**Task objective**
Reproduce all the lines exactly as they stand, apart from the pictures.

Dataset entries on figures:
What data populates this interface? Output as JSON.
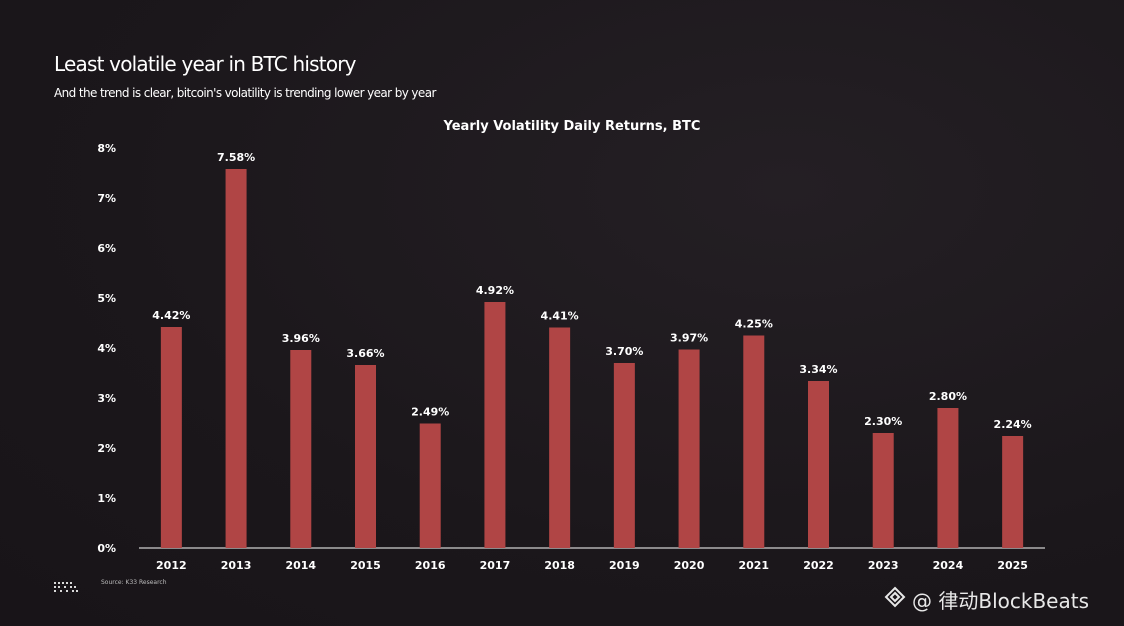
{
  "header": {
    "title": "Least volatile year in BTC history",
    "subtitle": "And the trend is clear, bitcoin's volatility is trending lower year by year"
  },
  "footer": {
    "source": "Source: K33 Research",
    "watermark": "@ 律动BlockBeats"
  },
  "colors": {
    "bar": "#b04545",
    "text": "#ffffff",
    "background": "#1c181c"
  },
  "chart_data": {
    "type": "bar",
    "title": "Yearly Volatility Daily Returns, BTC",
    "categories": [
      "2012",
      "2013",
      "2014",
      "2015",
      "2016",
      "2017",
      "2018",
      "2019",
      "2020",
      "2021",
      "2022",
      "2023",
      "2024",
      "2025"
    ],
    "values": [
      4.42,
      7.58,
      3.96,
      3.66,
      2.49,
      4.92,
      4.41,
      3.7,
      3.97,
      4.25,
      3.34,
      2.3,
      2.8,
      2.24
    ],
    "data_labels": [
      "4.42%",
      "7.58%",
      "3.96%",
      "3.66%",
      "2.49%",
      "4.92%",
      "4.41%",
      "3.70%",
      "3.97%",
      "4.25%",
      "3.34%",
      "2.30%",
      "2.80%",
      "2.24%"
    ],
    "yticks": [
      "0%",
      "1%",
      "2%",
      "3%",
      "4%",
      "5%",
      "6%",
      "7%",
      "8%"
    ],
    "ylim": [
      0,
      8
    ],
    "grid": false,
    "legend": "none"
  }
}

**Written response**
What data populates this interface? Output as JSON.
{
  "header": {
    "title": "Least volatile year in BTC history",
    "subtitle": "And the trend is clear, bitcoin's volatility is trending lower year by year"
  },
  "footer": {
    "source": "Source: K33 Research",
    "watermark": "@ 律动BlockBeats"
  },
  "colors": {
    "bar": "#b04545",
    "text": "#ffffff",
    "background": "#1c181c"
  },
  "chart_data": {
    "type": "bar",
    "title": "Yearly Volatility Daily Returns, BTC",
    "categories": [
      "2012",
      "2013",
      "2014",
      "2015",
      "2016",
      "2017",
      "2018",
      "2019",
      "2020",
      "2021",
      "2022",
      "2023",
      "2024",
      "2025"
    ],
    "values": [
      4.42,
      7.58,
      3.96,
      3.66,
      2.49,
      4.92,
      4.41,
      3.7,
      3.97,
      4.25,
      3.34,
      2.3,
      2.8,
      2.24
    ],
    "data_labels": [
      "4.42%",
      "7.58%",
      "3.96%",
      "3.66%",
      "2.49%",
      "4.92%",
      "4.41%",
      "3.70%",
      "3.97%",
      "4.25%",
      "3.34%",
      "2.30%",
      "2.80%",
      "2.24%"
    ],
    "yticks": [
      "0%",
      "1%",
      "2%",
      "3%",
      "4%",
      "5%",
      "6%",
      "7%",
      "8%"
    ],
    "ylim": [
      0,
      8
    ],
    "grid": false,
    "legend": "none"
  }
}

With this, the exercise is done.